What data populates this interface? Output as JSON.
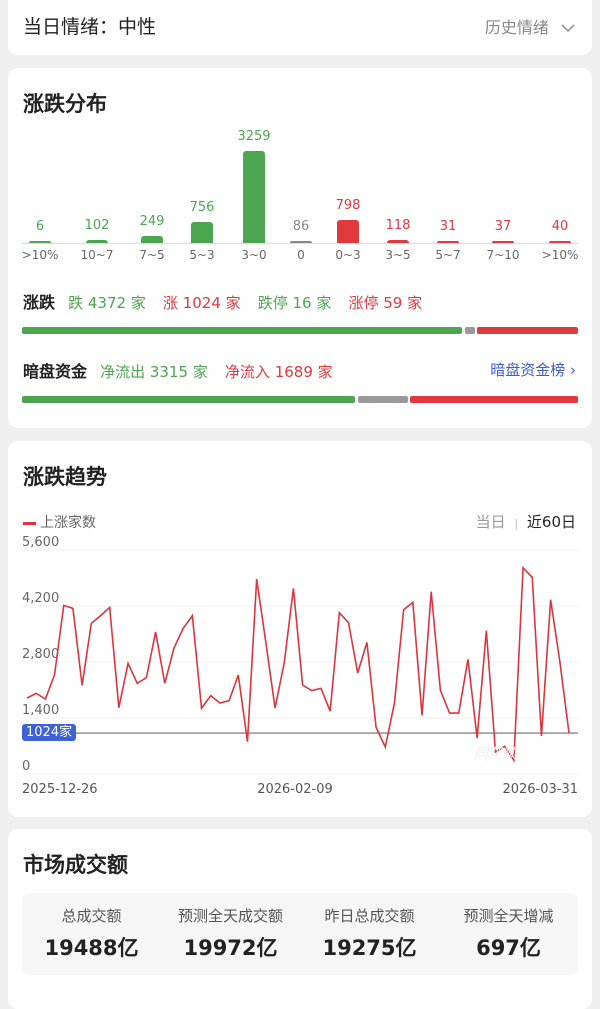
{
  "sentiment": {
    "label": "当日情绪：",
    "value": "中性",
    "history": "历史情绪",
    "history_icon": "chevron-down-icon"
  },
  "distribution": {
    "title": "涨跌分布",
    "chart_data": {
      "type": "bar",
      "categories": [
        ">10%",
        "10~7",
        "7~5",
        "5~3",
        "3~0",
        "0",
        "0~3",
        "3~5",
        "5~7",
        "7~10",
        ">10%"
      ],
      "values": [
        6,
        102,
        249,
        756,
        3259,
        86,
        798,
        118,
        31,
        37,
        40
      ],
      "colors": [
        "#4ca650",
        "#4ca650",
        "#4ca650",
        "#4ca650",
        "#4ca650",
        "#888888",
        "#e0393e",
        "#e0393e",
        "#e0393e",
        "#e0393e",
        "#e0393e"
      ]
    },
    "updown": {
      "label": "涨跌",
      "down": "跌 4372 家",
      "up": "涨 1024 家",
      "limit_down": "跌停 16 家",
      "limit_up": "涨停 59 家",
      "down_count": 4372,
      "flat_count": 86,
      "up_count": 1024
    },
    "dark": {
      "label": "暗盘资金",
      "outflow": "净流出 3315 家",
      "inflow": "净流入 1689 家",
      "link": "暗盘资金榜",
      "out_count": 3315,
      "in_count": 1689
    }
  },
  "trend": {
    "title": "涨跌趋势",
    "legend": "上涨家数",
    "tab_today": "当日",
    "tab_60": "近60日",
    "current_label": "1024家",
    "watermark": "同花顺",
    "chart_data": {
      "type": "line",
      "series": [
        {
          "name": "上涨家数",
          "color": "#d9363e",
          "values": [
            1900,
            2016,
            1875,
            2483,
            4215,
            4140,
            2216,
            3765,
            3957,
            4165,
            1658,
            2766,
            2266,
            2408,
            3549,
            2266,
            3149,
            3640,
            3957,
            1641,
            1958,
            1774,
            1833,
            2474,
            808,
            4873,
            3290,
            1649,
            2774,
            4640,
            2224,
            2083,
            2141,
            1574,
            4032,
            3782,
            2524,
            3290,
            1166,
            675,
            1774,
            4107,
            4290,
            1466,
            4557,
            2091,
            1524,
            1524,
            2866,
            900,
            3582,
            550,
            691,
            342,
            5156,
            4915,
            950,
            4357,
            2816,
            1024
          ]
        }
      ],
      "x_ticks": [
        "2025-12-26",
        "2026-02-09",
        "2026-03-31"
      ],
      "y_ticks": [
        "5,600",
        "4,200",
        "2,800",
        "1,400",
        "0"
      ],
      "ylim": [
        0,
        5600
      ],
      "reference_line": 1024,
      "grid": true
    }
  },
  "turnover": {
    "title": "市场成交额",
    "stats": [
      {
        "label": "总成交额",
        "value": "19488亿"
      },
      {
        "label": "预测全天成交额",
        "value": "19972亿"
      },
      {
        "label": "昨日总成交额",
        "value": "19275亿"
      },
      {
        "label": "预测全天增减",
        "value": "697亿"
      }
    ]
  }
}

___

» **Problem statement**
In your copy, repeat each record exactly and include no pictures.

» **Exercise output**
What data populates this interface? Output as JSON.
{
  "sentiment": {
    "label": "当日情绪：",
    "value": "中性",
    "history": "历史情绪",
    "history_icon": "chevron-down-icon"
  },
  "distribution": {
    "title": "涨跌分布",
    "chart_data": {
      "type": "bar",
      "categories": [
        ">10%",
        "10~7",
        "7~5",
        "5~3",
        "3~0",
        "0",
        "0~3",
        "3~5",
        "5~7",
        "7~10",
        ">10%"
      ],
      "values": [
        6,
        102,
        249,
        756,
        3259,
        86,
        798,
        118,
        31,
        37,
        40
      ],
      "colors": [
        "#4ca650",
        "#4ca650",
        "#4ca650",
        "#4ca650",
        "#4ca650",
        "#888888",
        "#e0393e",
        "#e0393e",
        "#e0393e",
        "#e0393e",
        "#e0393e"
      ]
    },
    "updown": {
      "label": "涨跌",
      "down": "跌 4372 家",
      "up": "涨 1024 家",
      "limit_down": "跌停 16 家",
      "limit_up": "涨停 59 家",
      "down_count": 4372,
      "flat_count": 86,
      "up_count": 1024
    },
    "dark": {
      "label": "暗盘资金",
      "outflow": "净流出 3315 家",
      "inflow": "净流入 1689 家",
      "link": "暗盘资金榜",
      "out_count": 3315,
      "in_count": 1689
    }
  },
  "trend": {
    "title": "涨跌趋势",
    "legend": "上涨家数",
    "tab_today": "当日",
    "tab_60": "近60日",
    "current_label": "1024家",
    "watermark": "同花顺",
    "chart_data": {
      "type": "line",
      "series": [
        {
          "name": "上涨家数",
          "color": "#d9363e",
          "values": [
            1900,
            2016,
            1875,
            2483,
            4215,
            4140,
            2216,
            3765,
            3957,
            4165,
            1658,
            2766,
            2266,
            2408,
            3549,
            2266,
            3149,
            3640,
            3957,
            1641,
            1958,
            1774,
            1833,
            2474,
            808,
            4873,
            3290,
            1649,
            2774,
            4640,
            2224,
            2083,
            2141,
            1574,
            4032,
            3782,
            2524,
            3290,
            1166,
            675,
            1774,
            4107,
            4290,
            1466,
            4557,
            2091,
            1524,
            1524,
            2866,
            900,
            3582,
            550,
            691,
            342,
            5156,
            4915,
            950,
            4357,
            2816,
            1024
          ]
        }
      ],
      "x_ticks": [
        "2025-12-26",
        "2026-02-09",
        "2026-03-31"
      ],
      "y_ticks": [
        "5,600",
        "4,200",
        "2,800",
        "1,400",
        "0"
      ],
      "ylim": [
        0,
        5600
      ],
      "reference_line": 1024,
      "grid": true
    }
  },
  "turnover": {
    "title": "市场成交额",
    "stats": [
      {
        "label": "总成交额",
        "value": "19488亿"
      },
      {
        "label": "预测全天成交额",
        "value": "19972亿"
      },
      {
        "label": "昨日总成交额",
        "value": "19275亿"
      },
      {
        "label": "预测全天增减",
        "value": "697亿"
      }
    ]
  }
}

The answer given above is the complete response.